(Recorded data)
▬▬▬
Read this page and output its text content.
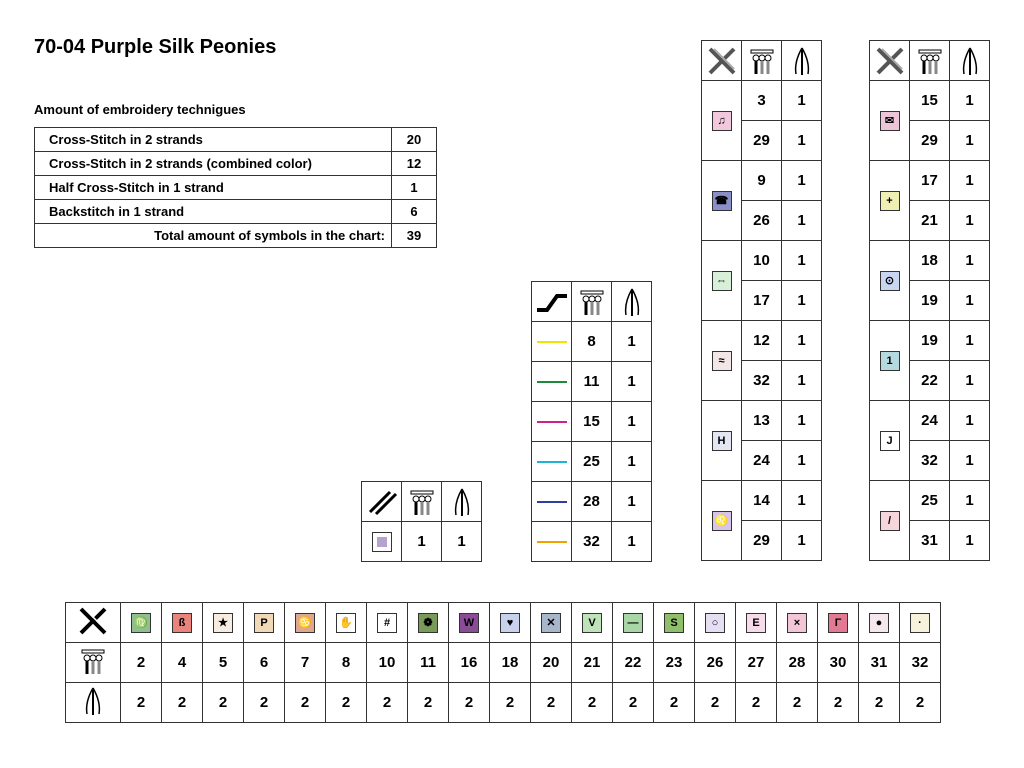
70-04 Purple Silk Peonies
Amount of embroidery technigues
Cross-Stitch in 2 strands	20
Cross-Stitch in 2 strands (combined color)	12
Half Cross-Stitch in 1 strand	1
Backstitch in 1 strand	6
Total amount of symbols in the chart:	39

	1	1

	8	1
	11	1
	15	1
	25	1
	28	1
	32	1

♫	3	1
	29	1
☎	9	1
	26	1
⇔	10	1
	17	1
≈	12	1
	32	1
H	13	1
	24	1
♌	14	1
	29	1

✉	15	1
	29	1
+	17	1
	21	1
⊙	18	1
	19	1
1	19	1
	22	1
J	24	1
	32	1
/	25	1
	31	1
	♍	ß	★	P	♋	✋	#	❁	W	♥	✕	V	—	S	○	E	×	Γ	●	·
	2	4	5	6	7	8	10	11	16	18	20	21	22	23	26	27	28	30	31	32
	2	2	2	2	2	2	2	2	2	2	2	2	2	2	2	2	2	2	2	2
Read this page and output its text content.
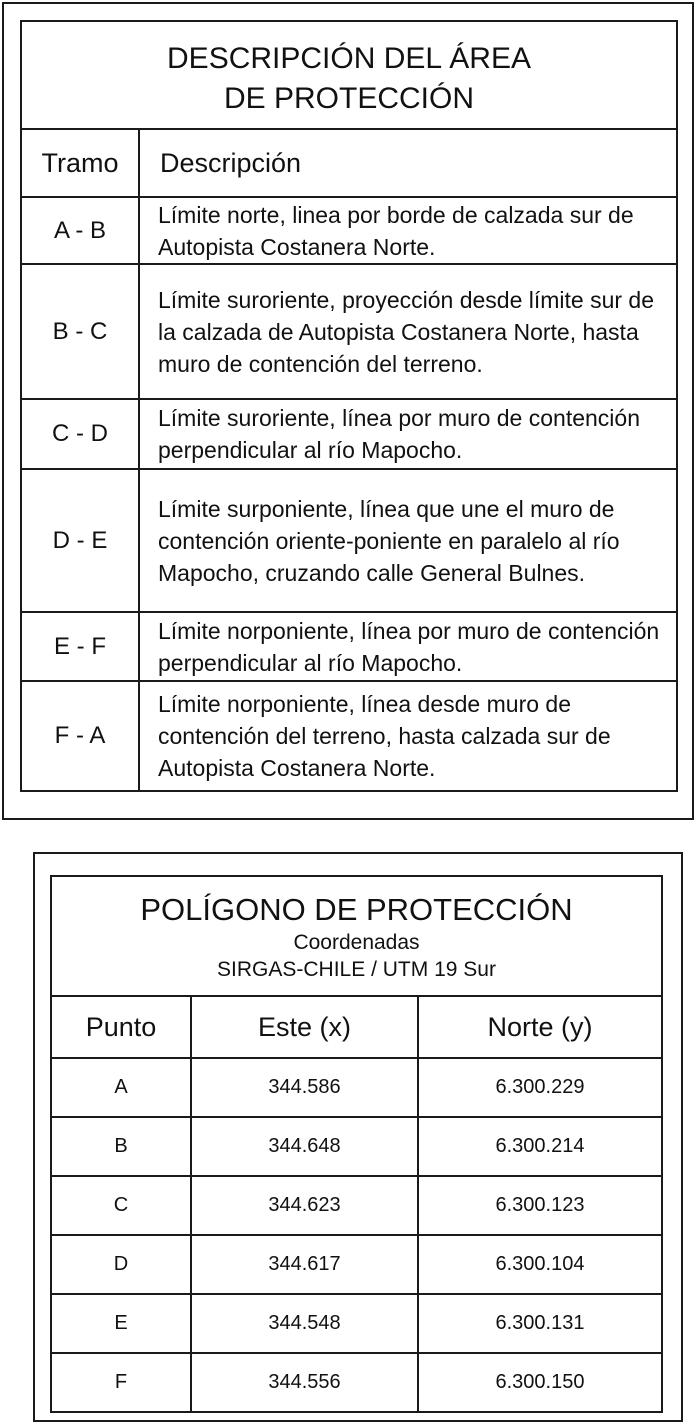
DESCRIPCIÓN DEL ÁREA
DE PROTECCIÓN	

Tramo	Descripción
A - B	Límite norte, linea por borde de calzada sur de Autopista Costanera Norte.
B - C	Límite suroriente, proyección desde límite sur de la calzada de Autopista Costanera Norte, hasta muro de contención del terreno.
C - D	Límite suroriente, línea por muro de contención perpendicular al río Mapocho.
D - E	Límite surponiente, línea que une el muro de contención oriente-poniente en paralelo al río Mapocho, cruzando calle General Bulnes.
E - F	Límite norponiente, línea por muro de contención perpendicular al río Mapocho.
F - A	Límite norponiente, línea desde muro de contención del terreno, hasta calzada sur de Autopista Costanera Norte.
POLÍGONO DE PROTECCIÓN
Coordenadas
SIRGAS-CHILE / UTM 19 Sur		

Punto	Este (x)	Norte (y)
A	344.586	6.300.229
B	344.648	6.300.214
C	344.623	6.300.123
D	344.617	6.300.104
E	344.548	6.300.131
F	344.556	6.300.150
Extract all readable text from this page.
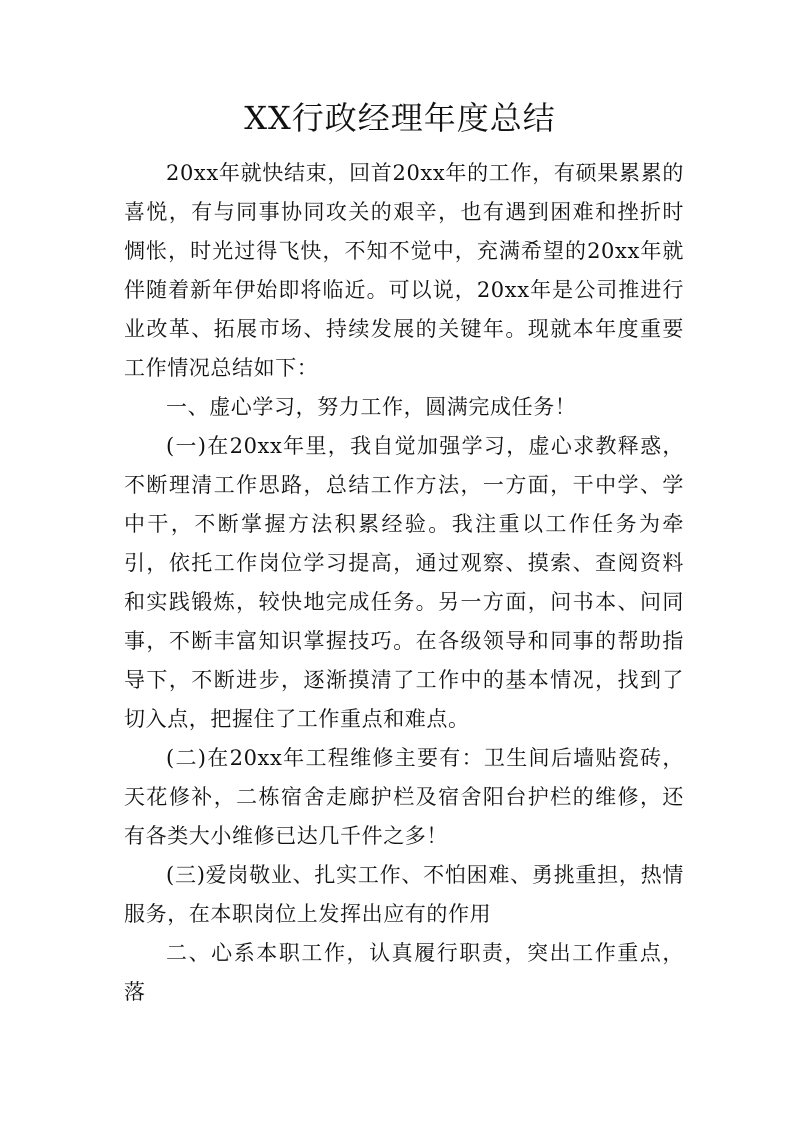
XX行政经理年度总结

20xx年就快结束，回首20xx年的工作，有硕果累累的喜悦，有与同事协同攻关的艰辛，也有遇到困难和挫折时惆怅，时光过得飞快，不知不觉中，充满希望的20xx年就伴随着新年伊始即将临近。可以说，20xx年是公司推进行业改革、拓展市场、持续发展的关键年。现就本年度重要工作情况总结如下：

一、虚心学习，努力工作，圆满完成任务！

(一)在20xx年里，我自觉加强学习，虚心求教释惑，不断理清工作思路，总结工作方法，一方面，干中学、学中干，不断掌握方法积累经验。我注重以工作任务为牵引，依托工作岗位学习提高，通过观察、摸索、查阅资料和实践锻炼，较快地完成任务。另一方面，问书本、问同事，不断丰富知识掌握技巧。在各级领导和同事的帮助指导下，不断进步，逐渐摸清了工作中的基本情况，找到了切入点，把握住了工作重点和难点。

(二)在20xx年工程维修主要有：卫生间后墙贴瓷砖，天花修补，二栋宿舍走廊护栏及宿舍阳台护栏的维修，还有各类大小维修已达几千件之多！

(三)爱岗敬业、扎实工作、不怕困难、勇挑重担，热情服务，在本职岗位上发挥出应有的作用

二、心系本职工作，认真履行职责，突出工作重点，落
▬▬▬
_Aim_. Leave out the pictures and copy every record above exactly.

_Written answer_.
Read this page and output its text content.
70-04 Purple Silk Peonies
Amount of embroidery technigues
Cross-Stitch in 2 strands	20
Cross-Stitch in 2 strands (combined color)	12
Half Cross-Stitch in 1 strand	1
Backstitch in 1 strand	6
Total amount of symbols in the chart:	39

	1	1

	8	1
	11	1
	15	1
	25	1
	28	1
	32	1

♫	3	1
	29	1
☎	9	1
	26	1
⇔	10	1
	17	1
≈	12	1
	32	1
H	13	1
	24	1
♌	14	1
	29	1

✉	15	1
	29	1
+	17	1
	21	1
⊙	18	1
	19	1
1	19	1
	22	1
J	24	1
	32	1
/	25	1
	31	1
	♍	ß	★	P	♋	✋	#	❁	W	♥	✕	V	—	S	○	E	×	Γ	●	·
	2	4	5	6	7	8	10	11	16	18	20	21	22	23	26	27	28	30	31	32
	2	2	2	2	2	2	2	2	2	2	2	2	2	2	2	2	2	2	2	2
Read this page and output its text content.
DESCRIPCIÓN DEL ÁREA
DE PROTECCIÓN	

Tramo	Descripción
A - B	Límite norte, linea por borde de calzada sur de Autopista Costanera Norte.
B - C	Límite suroriente, proyección desde límite sur de la calzada de Autopista Costanera Norte, hasta muro de contención del terreno.
C - D	Límite suroriente, línea por muro de contención perpendicular al río Mapocho.
D - E	Límite surponiente, línea que une el muro de contención oriente-poniente en paralelo al río Mapocho, cruzando calle General Bulnes.
E - F	Límite norponiente, línea por muro de contención perpendicular al río Mapocho.
F - A	Límite norponiente, línea desde muro de contención del terreno, hasta calzada sur de Autopista Costanera Norte.
POLÍGONO DE PROTECCIÓN
Coordenadas
SIRGAS-CHILE / UTM 19 Sur		

Punto	Este (x)	Norte (y)
A	344.586	6.300.229
B	344.648	6.300.214
C	344.623	6.300.123
D	344.617	6.300.104
E	344.548	6.300.131
F	344.556	6.300.150
Extract all readable text from this page.
XX行政经理年度总结

20xx年就快结束，回首20xx年的工作，有硕果累累的喜悦，有与同事协同攻关的艰辛，也有遇到困难和挫折时惆怅，时光过得飞快，不知不觉中，充满希望的20xx年就伴随着新年伊始即将临近。可以说，20xx年是公司推进行业改革、拓展市场、持续发展的关键年。现就本年度重要工作情况总结如下：

一、虚心学习，努力工作，圆满完成任务！

(一)在20xx年里，我自觉加强学习，虚心求教释惑，不断理清工作思路，总结工作方法，一方面，干中学、学中干，不断掌握方法积累经验。我注重以工作任务为牵引，依托工作岗位学习提高，通过观察、摸索、查阅资料和实践锻炼，较快地完成任务。另一方面，问书本、问同事，不断丰富知识掌握技巧。在各级领导和同事的帮助指导下，不断进步，逐渐摸清了工作中的基本情况，找到了切入点，把握住了工作重点和难点。

(二)在20xx年工程维修主要有：卫生间后墙贴瓷砖，天花修补，二栋宿舍走廊护栏及宿舍阳台护栏的维修，还有各类大小维修已达几千件之多！

(三)爱岗敬业、扎实工作、不怕困难、勇挑重担，热情服务，在本职岗位上发挥出应有的作用

二、心系本职工作，认真履行职责，突出工作重点，落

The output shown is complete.